# [WHAT IS BEING ASKED]
Print exactly the lines from the line with "Decode this image" to the last line of the data, please, both included.

>>>>>

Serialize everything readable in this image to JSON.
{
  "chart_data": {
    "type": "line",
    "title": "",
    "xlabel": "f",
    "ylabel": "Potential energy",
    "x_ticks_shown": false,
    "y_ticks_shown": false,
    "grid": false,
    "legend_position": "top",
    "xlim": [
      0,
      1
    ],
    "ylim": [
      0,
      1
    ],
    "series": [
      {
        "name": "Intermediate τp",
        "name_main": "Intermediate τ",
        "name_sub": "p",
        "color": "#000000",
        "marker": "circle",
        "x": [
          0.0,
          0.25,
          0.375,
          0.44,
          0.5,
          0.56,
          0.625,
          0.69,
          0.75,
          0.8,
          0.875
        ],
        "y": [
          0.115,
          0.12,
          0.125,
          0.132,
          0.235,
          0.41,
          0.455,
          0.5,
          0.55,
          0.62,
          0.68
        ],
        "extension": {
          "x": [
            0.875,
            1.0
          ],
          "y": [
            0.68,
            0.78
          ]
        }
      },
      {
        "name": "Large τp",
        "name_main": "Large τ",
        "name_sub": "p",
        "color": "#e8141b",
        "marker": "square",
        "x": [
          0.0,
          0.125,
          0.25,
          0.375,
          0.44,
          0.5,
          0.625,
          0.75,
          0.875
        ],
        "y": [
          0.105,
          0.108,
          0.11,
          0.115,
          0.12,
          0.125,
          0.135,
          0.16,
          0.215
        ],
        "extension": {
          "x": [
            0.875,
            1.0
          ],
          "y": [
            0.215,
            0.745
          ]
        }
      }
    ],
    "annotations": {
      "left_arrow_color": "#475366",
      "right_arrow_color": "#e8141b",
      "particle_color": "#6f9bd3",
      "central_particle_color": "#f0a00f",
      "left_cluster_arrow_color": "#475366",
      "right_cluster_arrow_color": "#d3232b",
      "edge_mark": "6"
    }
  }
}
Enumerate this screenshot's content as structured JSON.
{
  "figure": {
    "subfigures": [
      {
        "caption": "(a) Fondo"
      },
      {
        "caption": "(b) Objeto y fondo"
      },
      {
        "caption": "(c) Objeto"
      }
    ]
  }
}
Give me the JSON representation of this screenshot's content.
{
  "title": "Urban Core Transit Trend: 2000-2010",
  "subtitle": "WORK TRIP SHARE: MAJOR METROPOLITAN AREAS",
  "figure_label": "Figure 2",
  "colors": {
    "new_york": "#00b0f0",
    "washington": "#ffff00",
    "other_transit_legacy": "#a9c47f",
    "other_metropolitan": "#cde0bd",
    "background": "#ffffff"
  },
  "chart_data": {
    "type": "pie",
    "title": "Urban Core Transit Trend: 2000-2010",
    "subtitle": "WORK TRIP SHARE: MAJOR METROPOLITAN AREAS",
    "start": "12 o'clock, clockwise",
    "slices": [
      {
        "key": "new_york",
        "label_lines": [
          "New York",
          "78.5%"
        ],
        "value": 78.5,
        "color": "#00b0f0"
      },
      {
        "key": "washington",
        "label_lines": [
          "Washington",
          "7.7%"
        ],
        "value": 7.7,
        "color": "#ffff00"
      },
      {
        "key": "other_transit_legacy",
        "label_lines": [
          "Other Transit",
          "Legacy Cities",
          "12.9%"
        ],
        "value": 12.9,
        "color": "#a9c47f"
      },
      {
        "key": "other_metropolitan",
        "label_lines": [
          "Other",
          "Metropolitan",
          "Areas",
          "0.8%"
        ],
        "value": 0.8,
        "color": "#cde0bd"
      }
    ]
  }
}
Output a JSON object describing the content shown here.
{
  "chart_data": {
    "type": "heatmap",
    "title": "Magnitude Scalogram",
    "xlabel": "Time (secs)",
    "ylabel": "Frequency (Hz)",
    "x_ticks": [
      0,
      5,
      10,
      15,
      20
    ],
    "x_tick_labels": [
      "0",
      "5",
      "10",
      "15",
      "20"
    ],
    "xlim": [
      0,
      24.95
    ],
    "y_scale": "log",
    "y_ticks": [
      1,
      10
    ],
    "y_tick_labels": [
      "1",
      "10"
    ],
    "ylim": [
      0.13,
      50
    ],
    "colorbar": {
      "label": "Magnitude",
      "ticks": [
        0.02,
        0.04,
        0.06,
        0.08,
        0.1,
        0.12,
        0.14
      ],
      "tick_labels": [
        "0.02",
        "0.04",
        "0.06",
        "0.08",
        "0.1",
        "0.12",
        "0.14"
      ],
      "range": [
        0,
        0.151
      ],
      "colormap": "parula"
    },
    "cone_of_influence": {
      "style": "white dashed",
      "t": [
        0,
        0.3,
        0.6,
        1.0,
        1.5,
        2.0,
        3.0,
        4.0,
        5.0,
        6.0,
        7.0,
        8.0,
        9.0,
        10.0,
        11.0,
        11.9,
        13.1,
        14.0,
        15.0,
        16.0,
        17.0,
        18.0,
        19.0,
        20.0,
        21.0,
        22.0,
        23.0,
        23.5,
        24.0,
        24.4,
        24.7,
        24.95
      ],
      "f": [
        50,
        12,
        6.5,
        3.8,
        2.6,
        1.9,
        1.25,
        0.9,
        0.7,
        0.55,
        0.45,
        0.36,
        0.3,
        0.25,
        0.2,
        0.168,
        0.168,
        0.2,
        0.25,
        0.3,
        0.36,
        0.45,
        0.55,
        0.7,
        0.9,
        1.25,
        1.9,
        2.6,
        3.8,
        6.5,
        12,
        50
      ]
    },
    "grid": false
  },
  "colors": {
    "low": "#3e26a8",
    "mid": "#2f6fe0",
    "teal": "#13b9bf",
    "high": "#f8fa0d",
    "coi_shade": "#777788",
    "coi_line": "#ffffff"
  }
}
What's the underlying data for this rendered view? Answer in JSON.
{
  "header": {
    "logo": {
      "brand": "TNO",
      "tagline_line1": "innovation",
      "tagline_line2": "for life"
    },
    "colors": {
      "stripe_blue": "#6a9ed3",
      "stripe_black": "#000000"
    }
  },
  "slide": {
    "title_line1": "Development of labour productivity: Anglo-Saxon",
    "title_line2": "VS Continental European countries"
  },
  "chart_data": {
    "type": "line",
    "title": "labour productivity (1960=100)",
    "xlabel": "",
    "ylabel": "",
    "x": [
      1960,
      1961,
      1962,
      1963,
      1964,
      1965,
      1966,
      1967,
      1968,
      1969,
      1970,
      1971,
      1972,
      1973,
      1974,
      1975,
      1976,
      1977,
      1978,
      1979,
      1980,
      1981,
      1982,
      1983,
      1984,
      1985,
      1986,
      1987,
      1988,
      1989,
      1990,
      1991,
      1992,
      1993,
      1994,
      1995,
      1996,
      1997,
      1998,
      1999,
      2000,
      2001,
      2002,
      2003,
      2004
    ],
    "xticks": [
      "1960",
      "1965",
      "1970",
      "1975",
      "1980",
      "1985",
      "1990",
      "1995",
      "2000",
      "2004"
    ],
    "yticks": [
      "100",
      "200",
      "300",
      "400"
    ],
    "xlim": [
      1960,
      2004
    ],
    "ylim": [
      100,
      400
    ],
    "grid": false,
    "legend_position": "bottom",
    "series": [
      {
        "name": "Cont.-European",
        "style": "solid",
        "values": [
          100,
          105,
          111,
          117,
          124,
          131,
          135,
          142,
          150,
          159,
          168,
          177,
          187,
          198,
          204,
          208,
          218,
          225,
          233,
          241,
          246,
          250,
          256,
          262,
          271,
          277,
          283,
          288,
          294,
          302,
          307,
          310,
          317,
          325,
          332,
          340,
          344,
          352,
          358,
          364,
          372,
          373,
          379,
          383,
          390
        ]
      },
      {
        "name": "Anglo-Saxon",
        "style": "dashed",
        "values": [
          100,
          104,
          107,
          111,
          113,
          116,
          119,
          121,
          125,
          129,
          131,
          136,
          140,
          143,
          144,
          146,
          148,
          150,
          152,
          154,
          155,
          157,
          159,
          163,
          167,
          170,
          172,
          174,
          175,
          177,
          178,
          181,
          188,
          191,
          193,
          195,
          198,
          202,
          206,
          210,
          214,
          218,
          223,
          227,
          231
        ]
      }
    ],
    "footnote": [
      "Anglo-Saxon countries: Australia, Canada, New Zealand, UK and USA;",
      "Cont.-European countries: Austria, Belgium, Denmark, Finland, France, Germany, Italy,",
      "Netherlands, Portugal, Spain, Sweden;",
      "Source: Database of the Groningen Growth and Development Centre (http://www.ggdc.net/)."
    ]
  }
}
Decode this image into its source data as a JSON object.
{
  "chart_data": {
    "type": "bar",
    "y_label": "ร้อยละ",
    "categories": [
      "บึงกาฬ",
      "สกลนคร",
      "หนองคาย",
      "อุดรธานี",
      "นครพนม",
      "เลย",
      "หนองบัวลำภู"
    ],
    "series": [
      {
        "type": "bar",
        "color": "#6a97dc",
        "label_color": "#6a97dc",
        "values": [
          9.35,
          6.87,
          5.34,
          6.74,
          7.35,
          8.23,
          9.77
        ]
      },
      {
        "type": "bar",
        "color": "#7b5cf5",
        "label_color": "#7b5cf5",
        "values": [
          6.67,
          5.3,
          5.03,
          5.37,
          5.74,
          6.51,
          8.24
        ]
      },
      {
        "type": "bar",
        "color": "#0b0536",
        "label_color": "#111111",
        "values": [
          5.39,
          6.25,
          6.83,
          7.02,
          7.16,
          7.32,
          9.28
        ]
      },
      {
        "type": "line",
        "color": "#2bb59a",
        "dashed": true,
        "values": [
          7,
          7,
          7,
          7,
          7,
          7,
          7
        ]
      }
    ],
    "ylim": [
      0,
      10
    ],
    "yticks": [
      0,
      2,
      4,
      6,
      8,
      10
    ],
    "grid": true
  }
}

<<<<<

# [EXPECTED ANSWER]
Decode this image into its source data as a JSON object.
{
  "chart_data": {
    "type": "bar",
    "y_label": "ร้อยละ",
    "categories": [
      "บึงกาฬ",
      "สกลนคร",
      "หนองคาย",
      "อุดรธานี",
      "นครพนม",
      "เลย",
      "หนองบัวลำภู"
    ],
    "series": [
      {
        "type": "bar",
        "color": "#6a97dc",
        "label_color": "#6a97dc",
        "values": [
          9.35,
          6.87,
          5.34,
          6.74,
          7.35,
          8.23,
          9.77
        ]
      },
      {
        "type": "bar",
        "color": "#7b5cf5",
        "label_color": "#7b5cf5",
        "values": [
          6.67,
          5.3,
          5.03,
          5.37,
          5.74,
          6.51,
          8.24
        ]
      },
      {
        "type": "bar",
        "color": "#0b0536",
        "label_color": "#111111",
        "values": [
          5.39,
          6.25,
          6.83,
          7.02,
          7.16,
          7.32,
          9.28
        ]
      },
      {
        "type": "line",
        "color": "#2bb59a",
        "dashed": true,
        "values": [
          7,
          7,
          7,
          7,
          7,
          7,
          7
        ]
      }
    ],
    "ylim": [
      0,
      10
    ],
    "yticks": [
      0,
      2,
      4,
      6,
      8,
      10
    ],
    "grid": true
  }
}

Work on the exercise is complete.